▸ **Exercise instructions**
Only a number is required: how many lines of the material contain the word "image"?

____

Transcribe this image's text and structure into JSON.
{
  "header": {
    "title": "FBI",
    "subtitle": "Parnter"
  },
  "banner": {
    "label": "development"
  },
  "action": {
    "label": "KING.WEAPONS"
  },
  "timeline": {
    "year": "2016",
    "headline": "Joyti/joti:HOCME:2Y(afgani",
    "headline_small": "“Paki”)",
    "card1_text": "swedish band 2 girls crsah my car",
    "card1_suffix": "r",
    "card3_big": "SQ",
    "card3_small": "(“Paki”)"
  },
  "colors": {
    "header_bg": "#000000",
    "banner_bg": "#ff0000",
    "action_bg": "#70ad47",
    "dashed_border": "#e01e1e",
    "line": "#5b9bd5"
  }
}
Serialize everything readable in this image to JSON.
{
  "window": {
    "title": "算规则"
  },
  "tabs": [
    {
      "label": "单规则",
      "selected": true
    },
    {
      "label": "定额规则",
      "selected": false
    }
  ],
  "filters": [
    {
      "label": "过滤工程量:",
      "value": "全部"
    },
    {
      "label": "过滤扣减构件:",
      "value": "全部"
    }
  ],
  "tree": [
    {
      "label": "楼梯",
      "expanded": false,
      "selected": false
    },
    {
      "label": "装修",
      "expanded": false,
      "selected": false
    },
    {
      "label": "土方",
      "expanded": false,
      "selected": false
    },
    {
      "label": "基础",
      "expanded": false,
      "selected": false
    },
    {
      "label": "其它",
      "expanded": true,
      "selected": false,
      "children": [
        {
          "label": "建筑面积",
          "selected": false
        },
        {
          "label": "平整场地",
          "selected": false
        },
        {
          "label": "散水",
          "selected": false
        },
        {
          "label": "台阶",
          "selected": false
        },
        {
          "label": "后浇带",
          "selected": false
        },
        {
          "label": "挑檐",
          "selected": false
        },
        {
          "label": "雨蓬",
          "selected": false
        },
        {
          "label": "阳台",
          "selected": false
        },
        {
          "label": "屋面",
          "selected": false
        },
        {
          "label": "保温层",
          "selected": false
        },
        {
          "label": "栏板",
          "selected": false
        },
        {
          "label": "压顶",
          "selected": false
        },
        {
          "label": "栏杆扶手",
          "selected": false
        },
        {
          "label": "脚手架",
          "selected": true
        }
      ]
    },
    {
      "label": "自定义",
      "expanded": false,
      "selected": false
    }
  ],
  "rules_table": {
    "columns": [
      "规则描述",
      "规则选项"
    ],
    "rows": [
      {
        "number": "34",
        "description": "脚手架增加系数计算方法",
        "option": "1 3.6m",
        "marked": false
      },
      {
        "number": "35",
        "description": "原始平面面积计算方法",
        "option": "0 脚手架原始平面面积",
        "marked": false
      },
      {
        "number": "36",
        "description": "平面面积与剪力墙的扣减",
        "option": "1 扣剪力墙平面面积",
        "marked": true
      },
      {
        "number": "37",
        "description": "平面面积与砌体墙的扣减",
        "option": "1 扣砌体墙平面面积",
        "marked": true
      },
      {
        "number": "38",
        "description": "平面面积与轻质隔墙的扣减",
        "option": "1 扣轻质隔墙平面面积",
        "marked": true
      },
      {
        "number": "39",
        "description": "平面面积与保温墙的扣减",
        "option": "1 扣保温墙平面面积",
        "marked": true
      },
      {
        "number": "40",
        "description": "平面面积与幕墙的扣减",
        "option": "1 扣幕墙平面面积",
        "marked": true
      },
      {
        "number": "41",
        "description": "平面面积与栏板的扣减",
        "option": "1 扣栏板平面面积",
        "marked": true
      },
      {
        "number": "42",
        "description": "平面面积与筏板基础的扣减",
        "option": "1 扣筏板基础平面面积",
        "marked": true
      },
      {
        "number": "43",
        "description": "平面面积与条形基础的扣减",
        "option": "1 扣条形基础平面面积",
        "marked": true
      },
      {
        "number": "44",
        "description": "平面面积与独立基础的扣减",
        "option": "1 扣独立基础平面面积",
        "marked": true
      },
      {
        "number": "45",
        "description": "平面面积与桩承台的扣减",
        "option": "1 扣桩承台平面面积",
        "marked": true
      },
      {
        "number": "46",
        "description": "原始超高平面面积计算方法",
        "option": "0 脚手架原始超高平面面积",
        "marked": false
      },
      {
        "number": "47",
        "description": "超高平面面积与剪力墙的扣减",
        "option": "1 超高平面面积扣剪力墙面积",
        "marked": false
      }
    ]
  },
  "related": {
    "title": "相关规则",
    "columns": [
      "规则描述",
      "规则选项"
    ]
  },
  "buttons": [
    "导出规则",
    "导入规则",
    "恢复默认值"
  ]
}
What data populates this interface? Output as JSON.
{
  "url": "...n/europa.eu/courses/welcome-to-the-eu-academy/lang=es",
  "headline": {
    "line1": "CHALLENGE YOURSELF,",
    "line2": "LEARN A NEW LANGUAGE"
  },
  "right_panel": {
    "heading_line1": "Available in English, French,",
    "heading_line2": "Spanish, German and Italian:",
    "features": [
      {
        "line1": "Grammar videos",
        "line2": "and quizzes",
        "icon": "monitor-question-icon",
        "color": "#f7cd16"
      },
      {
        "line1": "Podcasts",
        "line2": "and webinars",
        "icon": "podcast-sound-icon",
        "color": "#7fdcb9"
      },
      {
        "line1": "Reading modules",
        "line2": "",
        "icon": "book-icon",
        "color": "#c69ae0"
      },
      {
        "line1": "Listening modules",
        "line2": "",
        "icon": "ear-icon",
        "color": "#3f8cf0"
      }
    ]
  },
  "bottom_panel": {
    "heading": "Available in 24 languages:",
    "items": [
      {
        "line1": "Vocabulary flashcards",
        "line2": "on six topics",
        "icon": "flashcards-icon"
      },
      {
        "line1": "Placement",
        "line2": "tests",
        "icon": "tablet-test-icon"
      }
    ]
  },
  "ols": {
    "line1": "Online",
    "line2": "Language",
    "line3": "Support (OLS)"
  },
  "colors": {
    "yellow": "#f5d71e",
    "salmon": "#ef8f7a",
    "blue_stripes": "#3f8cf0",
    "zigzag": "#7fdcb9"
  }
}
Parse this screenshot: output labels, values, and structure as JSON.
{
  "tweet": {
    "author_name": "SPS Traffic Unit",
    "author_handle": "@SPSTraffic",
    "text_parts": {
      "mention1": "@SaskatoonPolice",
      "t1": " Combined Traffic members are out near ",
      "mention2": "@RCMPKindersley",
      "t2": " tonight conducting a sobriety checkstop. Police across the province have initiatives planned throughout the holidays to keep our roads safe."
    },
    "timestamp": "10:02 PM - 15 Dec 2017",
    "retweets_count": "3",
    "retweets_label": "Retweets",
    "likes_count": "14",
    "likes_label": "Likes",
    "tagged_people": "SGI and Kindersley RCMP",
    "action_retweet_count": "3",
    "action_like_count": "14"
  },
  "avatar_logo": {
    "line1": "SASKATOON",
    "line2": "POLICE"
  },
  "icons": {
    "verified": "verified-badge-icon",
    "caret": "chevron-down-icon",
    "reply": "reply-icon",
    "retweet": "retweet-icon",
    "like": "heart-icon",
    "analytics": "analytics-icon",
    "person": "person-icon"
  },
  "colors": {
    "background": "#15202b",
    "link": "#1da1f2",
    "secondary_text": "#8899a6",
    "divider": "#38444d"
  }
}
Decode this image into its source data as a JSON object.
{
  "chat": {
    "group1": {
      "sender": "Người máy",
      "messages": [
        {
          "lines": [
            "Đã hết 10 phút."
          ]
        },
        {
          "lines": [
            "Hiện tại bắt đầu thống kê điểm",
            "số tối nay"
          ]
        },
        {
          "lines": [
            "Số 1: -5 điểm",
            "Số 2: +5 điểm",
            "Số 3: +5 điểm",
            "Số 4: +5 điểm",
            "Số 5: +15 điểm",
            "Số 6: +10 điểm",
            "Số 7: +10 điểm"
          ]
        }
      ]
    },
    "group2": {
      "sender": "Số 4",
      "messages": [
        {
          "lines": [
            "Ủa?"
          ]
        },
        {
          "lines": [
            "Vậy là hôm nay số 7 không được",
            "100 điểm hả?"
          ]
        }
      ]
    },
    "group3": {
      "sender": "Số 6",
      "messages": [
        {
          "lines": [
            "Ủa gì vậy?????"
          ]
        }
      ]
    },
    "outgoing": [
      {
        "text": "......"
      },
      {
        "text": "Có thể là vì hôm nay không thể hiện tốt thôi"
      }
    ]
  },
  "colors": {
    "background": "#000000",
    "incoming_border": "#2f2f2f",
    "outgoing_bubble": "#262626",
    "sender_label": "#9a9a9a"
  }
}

____

▸ **Answer in full**
3